Tally the lines that contain "Dives" and report the total alone.

##############################

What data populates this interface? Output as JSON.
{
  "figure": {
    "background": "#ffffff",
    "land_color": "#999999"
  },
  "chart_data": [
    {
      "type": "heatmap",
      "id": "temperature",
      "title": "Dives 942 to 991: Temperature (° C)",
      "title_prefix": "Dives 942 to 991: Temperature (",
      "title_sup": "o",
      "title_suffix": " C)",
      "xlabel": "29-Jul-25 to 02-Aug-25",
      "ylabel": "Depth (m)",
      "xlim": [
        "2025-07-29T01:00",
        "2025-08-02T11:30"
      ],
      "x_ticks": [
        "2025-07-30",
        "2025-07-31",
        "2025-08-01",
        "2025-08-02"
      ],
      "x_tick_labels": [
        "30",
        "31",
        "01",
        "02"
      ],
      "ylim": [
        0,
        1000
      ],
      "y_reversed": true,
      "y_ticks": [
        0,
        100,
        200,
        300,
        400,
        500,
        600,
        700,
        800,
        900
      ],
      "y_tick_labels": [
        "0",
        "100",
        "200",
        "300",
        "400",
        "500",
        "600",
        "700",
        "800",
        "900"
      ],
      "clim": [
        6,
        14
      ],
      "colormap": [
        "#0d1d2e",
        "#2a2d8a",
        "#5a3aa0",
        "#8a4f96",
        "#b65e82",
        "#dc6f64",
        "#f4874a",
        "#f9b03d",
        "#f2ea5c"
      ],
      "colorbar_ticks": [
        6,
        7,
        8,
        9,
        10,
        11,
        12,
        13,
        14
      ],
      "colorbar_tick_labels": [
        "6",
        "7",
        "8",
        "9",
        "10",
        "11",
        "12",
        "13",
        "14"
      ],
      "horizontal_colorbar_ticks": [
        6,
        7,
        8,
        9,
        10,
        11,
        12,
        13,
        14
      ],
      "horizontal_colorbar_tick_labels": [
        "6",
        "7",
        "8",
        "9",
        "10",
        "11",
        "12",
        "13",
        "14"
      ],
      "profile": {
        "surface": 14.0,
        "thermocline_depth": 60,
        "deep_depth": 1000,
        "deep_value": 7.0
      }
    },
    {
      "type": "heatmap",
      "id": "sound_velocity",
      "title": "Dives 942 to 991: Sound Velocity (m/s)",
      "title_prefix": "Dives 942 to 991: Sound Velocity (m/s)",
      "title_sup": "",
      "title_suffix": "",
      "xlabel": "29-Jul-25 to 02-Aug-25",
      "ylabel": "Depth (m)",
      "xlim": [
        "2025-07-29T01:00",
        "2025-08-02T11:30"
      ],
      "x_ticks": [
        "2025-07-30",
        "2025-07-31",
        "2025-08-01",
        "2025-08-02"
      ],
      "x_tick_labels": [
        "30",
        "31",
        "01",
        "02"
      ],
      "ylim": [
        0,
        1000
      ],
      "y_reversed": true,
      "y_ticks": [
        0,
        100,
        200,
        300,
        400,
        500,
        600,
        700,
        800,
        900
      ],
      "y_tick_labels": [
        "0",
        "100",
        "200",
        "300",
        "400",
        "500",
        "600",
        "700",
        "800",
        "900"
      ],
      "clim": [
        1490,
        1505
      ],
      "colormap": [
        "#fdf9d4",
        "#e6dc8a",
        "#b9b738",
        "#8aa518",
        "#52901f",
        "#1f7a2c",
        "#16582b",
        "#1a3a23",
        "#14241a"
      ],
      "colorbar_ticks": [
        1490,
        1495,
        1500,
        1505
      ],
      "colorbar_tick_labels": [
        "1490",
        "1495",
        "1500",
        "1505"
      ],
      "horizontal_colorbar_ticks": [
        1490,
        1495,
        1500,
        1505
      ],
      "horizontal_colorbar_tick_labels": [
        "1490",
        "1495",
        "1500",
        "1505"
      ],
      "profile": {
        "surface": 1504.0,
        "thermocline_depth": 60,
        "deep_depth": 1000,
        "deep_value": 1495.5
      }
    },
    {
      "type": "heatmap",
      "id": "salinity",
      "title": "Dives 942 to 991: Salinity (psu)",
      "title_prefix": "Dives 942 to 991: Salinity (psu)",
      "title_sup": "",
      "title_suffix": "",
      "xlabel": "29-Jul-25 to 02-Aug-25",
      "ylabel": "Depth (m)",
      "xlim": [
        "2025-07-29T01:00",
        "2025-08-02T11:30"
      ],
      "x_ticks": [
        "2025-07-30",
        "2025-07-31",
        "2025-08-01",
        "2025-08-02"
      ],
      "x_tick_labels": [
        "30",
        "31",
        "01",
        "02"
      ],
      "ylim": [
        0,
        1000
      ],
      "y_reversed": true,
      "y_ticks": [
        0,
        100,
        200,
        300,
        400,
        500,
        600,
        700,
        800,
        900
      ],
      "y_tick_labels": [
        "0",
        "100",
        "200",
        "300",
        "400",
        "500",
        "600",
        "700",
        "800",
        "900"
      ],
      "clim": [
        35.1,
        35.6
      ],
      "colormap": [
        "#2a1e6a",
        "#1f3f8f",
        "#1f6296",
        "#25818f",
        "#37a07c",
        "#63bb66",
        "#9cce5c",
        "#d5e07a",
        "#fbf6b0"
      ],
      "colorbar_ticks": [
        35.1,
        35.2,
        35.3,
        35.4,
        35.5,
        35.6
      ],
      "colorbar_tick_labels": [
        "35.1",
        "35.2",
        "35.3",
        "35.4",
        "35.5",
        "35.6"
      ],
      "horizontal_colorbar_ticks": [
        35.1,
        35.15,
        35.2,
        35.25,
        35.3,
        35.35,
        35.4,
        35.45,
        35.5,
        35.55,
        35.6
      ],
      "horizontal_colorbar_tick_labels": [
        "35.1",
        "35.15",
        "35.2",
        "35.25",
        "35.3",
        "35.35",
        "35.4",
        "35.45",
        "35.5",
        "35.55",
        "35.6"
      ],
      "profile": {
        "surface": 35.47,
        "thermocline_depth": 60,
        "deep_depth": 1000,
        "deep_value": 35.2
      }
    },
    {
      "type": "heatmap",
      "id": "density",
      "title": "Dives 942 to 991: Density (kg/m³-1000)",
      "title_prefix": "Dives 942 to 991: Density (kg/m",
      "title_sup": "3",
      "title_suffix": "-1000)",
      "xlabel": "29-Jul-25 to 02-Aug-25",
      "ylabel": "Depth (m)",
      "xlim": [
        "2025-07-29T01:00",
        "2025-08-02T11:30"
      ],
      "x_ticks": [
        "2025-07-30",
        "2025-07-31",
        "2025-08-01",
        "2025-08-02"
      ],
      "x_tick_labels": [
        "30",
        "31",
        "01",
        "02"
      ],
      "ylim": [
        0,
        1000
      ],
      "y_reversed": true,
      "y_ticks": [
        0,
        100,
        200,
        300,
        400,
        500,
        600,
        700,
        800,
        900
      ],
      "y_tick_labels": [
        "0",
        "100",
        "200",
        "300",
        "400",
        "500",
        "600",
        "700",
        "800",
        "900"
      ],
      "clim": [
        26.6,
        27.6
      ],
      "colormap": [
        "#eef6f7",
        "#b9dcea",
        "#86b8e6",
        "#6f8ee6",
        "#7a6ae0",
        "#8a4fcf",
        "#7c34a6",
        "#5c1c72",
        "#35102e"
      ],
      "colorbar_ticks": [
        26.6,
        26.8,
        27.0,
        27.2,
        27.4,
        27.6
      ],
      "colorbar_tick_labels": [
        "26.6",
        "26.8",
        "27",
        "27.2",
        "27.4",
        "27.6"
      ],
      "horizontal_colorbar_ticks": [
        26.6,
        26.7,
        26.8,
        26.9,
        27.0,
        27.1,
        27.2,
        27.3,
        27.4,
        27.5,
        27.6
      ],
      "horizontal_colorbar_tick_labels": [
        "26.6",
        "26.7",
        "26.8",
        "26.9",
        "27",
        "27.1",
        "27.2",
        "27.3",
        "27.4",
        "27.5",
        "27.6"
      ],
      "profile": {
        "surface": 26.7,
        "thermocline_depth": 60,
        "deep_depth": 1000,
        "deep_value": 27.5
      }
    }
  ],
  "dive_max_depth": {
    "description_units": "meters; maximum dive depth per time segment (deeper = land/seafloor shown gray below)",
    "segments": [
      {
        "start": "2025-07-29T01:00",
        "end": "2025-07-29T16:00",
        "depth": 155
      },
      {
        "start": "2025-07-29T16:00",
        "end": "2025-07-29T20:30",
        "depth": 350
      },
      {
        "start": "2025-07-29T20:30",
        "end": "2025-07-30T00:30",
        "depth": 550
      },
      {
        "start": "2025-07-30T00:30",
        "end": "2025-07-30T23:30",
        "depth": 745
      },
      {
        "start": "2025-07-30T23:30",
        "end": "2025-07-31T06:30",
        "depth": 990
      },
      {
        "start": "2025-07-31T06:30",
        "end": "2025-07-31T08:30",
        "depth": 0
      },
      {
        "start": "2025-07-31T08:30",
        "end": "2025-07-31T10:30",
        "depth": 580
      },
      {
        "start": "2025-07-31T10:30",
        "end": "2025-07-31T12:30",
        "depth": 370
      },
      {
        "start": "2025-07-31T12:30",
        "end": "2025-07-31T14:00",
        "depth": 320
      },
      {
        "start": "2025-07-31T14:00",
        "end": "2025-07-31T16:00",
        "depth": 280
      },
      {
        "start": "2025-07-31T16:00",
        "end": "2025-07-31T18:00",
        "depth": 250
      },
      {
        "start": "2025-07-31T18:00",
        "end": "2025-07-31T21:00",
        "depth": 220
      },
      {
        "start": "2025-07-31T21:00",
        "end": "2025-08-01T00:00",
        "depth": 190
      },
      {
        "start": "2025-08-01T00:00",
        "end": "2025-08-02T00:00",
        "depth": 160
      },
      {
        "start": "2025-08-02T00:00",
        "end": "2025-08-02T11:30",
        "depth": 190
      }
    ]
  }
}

##############################

Reply to the exercise: 8